> _OBJECTIVE_: Show all lines from the listing below that contain "marker".

---------- RECORD EXCERPTS ----------

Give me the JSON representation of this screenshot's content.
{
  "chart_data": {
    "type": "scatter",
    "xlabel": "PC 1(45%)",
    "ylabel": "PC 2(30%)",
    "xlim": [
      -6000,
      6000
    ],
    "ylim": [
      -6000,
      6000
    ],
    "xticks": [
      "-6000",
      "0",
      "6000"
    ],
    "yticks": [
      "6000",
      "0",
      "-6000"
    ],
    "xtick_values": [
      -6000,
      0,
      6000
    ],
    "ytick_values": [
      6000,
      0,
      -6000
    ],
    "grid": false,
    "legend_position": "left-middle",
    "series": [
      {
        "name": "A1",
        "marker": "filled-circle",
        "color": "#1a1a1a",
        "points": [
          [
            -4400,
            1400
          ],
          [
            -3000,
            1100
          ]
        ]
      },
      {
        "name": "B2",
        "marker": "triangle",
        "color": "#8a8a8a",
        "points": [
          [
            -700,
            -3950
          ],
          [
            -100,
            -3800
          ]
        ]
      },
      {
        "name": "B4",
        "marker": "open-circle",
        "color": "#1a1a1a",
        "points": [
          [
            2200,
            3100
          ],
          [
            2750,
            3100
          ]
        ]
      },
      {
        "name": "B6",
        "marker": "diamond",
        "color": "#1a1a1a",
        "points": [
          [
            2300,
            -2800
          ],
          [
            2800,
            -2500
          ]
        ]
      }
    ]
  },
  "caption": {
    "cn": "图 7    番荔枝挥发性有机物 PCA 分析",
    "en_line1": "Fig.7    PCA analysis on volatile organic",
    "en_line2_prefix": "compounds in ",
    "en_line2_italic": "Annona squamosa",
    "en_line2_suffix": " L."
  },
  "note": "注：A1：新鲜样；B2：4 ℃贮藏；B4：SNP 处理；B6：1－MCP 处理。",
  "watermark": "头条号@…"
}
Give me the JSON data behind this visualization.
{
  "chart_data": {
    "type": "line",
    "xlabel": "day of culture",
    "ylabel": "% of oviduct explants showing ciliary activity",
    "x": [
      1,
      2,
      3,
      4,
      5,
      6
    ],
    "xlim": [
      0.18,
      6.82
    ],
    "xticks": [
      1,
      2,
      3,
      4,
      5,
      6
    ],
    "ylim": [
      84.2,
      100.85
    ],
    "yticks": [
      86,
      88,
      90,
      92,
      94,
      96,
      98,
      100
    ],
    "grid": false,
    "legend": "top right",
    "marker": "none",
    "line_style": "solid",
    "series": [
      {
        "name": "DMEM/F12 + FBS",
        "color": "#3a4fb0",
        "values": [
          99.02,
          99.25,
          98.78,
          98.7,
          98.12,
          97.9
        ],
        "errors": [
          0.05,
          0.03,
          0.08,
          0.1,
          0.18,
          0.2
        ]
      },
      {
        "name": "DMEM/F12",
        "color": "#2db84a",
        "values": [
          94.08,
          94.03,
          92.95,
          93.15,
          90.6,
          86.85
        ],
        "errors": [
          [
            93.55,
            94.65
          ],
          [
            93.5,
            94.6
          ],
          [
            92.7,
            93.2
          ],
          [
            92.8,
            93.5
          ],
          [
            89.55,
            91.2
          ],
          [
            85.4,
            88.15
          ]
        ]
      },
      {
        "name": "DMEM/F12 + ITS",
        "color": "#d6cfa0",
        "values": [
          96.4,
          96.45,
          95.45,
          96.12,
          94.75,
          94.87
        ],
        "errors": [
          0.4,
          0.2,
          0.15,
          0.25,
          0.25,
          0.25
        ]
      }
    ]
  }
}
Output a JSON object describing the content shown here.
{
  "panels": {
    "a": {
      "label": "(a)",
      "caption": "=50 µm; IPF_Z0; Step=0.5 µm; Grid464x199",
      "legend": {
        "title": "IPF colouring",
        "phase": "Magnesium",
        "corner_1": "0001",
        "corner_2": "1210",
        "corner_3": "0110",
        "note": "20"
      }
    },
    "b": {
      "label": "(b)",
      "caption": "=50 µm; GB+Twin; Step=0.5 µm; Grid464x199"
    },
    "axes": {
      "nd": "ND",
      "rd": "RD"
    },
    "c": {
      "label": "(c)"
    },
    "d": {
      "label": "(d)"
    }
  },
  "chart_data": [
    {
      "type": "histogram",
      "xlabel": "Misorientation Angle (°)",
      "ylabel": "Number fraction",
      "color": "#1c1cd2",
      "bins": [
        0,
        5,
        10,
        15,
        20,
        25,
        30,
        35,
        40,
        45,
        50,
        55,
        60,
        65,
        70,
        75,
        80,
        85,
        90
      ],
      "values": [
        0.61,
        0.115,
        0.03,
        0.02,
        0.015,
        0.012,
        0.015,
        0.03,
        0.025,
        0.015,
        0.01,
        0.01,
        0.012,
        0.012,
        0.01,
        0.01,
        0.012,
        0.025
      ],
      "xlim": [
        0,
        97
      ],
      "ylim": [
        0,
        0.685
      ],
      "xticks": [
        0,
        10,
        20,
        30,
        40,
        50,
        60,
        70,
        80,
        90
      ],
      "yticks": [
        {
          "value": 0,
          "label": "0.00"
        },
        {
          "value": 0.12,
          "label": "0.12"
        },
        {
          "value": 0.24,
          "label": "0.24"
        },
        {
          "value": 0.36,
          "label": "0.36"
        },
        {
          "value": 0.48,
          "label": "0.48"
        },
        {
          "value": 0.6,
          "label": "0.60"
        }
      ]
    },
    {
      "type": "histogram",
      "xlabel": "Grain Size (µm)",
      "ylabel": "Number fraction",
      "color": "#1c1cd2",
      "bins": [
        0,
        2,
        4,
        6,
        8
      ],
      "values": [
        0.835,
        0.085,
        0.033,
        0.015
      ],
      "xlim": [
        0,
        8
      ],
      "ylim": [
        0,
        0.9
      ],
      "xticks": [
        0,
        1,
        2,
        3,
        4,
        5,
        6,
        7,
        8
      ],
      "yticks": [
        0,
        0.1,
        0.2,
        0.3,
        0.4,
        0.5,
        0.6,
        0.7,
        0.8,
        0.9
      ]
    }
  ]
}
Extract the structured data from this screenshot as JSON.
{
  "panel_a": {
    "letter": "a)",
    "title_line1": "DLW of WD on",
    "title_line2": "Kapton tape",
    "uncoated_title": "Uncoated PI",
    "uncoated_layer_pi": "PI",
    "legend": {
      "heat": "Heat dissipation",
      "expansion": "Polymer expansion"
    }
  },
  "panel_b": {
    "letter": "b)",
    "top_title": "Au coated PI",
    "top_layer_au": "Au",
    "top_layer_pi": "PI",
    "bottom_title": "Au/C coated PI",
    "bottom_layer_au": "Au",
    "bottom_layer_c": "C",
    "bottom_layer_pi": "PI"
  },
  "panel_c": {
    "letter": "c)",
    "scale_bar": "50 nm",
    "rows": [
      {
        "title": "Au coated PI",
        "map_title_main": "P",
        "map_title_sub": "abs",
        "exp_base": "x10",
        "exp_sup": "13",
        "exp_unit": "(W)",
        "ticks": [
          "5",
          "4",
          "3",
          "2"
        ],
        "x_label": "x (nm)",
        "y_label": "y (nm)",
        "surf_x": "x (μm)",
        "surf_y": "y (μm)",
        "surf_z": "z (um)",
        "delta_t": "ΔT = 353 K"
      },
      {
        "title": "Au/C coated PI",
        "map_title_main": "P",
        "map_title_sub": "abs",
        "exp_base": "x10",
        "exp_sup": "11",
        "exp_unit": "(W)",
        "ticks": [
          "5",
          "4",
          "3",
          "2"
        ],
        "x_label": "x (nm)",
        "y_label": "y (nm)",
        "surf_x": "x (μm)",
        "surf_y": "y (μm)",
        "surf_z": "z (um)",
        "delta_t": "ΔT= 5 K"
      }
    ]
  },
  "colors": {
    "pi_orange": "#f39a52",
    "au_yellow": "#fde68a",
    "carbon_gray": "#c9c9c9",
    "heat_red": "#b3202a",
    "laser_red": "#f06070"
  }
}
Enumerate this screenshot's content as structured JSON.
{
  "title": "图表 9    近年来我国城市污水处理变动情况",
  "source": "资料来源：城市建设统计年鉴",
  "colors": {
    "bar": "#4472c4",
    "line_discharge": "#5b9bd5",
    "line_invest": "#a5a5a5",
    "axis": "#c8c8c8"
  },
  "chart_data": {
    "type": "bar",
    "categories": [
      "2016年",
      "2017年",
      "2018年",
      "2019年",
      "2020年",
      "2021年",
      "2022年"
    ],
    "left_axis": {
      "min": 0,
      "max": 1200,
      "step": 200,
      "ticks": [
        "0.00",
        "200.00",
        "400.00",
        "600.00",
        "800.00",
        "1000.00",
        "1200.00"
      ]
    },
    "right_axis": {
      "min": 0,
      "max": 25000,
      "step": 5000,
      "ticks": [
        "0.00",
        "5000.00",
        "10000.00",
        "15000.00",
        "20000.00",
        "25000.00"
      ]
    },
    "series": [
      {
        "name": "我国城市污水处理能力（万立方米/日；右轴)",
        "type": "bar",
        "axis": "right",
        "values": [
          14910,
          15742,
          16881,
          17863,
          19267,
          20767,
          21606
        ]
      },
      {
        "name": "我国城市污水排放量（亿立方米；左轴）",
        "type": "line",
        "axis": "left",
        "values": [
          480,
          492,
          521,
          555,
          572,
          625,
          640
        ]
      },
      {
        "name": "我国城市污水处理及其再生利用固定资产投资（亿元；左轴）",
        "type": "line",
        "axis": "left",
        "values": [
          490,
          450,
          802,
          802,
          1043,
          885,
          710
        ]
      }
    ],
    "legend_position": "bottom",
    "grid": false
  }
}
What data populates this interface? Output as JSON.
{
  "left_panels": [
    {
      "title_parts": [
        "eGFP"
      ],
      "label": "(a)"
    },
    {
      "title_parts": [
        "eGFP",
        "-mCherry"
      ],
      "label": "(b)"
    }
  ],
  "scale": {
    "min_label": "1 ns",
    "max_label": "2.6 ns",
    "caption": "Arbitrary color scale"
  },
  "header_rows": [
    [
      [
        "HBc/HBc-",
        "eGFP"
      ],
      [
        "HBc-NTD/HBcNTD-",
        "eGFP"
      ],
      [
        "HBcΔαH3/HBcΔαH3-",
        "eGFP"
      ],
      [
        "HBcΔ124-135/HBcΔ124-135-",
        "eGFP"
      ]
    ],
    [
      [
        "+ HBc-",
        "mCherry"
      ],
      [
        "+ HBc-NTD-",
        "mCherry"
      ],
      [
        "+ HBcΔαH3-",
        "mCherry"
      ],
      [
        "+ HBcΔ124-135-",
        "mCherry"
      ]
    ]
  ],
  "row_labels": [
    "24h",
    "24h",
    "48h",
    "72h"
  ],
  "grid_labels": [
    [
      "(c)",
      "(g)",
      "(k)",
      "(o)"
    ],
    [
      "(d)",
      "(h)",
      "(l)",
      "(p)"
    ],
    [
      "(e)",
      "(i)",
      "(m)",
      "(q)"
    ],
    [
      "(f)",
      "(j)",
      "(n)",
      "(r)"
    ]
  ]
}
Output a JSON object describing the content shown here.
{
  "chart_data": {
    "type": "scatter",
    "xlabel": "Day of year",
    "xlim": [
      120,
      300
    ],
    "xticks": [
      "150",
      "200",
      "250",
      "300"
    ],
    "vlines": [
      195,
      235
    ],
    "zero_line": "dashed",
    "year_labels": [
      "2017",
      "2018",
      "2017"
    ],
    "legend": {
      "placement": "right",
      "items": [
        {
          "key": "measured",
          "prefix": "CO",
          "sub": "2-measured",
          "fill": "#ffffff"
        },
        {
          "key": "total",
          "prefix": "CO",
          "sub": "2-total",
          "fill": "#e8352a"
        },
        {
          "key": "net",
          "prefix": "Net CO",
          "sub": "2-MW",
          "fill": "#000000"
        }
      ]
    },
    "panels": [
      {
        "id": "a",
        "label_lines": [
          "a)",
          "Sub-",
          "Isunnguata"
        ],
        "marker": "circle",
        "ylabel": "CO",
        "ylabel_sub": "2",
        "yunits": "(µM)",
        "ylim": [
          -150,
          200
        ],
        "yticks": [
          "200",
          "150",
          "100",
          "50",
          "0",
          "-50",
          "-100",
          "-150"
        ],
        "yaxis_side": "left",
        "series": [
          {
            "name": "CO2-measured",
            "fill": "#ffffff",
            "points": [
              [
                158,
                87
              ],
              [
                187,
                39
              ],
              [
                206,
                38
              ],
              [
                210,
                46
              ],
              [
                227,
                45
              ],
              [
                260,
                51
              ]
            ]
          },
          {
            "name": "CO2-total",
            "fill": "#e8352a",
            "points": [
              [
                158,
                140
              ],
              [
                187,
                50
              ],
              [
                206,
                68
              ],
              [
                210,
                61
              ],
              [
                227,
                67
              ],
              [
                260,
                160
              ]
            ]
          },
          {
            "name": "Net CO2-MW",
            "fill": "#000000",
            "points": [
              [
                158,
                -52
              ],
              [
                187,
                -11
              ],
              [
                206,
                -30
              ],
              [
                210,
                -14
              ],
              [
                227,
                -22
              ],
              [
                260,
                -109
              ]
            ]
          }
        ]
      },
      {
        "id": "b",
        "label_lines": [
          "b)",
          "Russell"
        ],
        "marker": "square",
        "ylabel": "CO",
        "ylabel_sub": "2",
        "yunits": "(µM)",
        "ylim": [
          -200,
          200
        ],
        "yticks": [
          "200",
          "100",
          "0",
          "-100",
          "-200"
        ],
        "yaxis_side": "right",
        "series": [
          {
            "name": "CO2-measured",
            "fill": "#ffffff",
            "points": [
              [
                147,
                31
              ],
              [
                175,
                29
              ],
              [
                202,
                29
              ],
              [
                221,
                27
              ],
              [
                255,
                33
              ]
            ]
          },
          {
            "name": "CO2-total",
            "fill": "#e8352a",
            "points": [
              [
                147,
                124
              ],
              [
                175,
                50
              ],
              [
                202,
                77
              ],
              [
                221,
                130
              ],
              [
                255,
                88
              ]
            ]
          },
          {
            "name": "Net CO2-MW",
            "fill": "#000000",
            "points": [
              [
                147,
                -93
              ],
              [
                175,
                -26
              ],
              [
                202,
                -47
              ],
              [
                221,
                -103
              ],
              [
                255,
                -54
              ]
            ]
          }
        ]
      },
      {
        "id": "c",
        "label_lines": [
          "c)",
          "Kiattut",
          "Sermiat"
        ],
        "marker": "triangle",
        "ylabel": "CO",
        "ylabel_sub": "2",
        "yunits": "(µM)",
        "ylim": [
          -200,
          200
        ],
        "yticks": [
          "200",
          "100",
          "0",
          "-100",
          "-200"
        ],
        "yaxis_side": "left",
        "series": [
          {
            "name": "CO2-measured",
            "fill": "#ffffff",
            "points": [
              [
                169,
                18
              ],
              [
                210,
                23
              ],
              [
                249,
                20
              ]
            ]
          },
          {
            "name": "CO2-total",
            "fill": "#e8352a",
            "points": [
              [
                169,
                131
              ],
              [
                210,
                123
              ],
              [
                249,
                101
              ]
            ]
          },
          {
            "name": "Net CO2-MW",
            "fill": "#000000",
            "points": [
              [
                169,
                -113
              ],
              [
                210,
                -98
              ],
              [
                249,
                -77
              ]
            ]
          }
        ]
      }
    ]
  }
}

----------

> _SOLUTION BELOW_:
        "marker": "filled-circle",
        "marker": "triangle",
        "marker": "open-circle",
        "marker": "diamond",
    "marker": "none",
        "marker": "circle",
        "marker": "square",
        "marker": "triangle",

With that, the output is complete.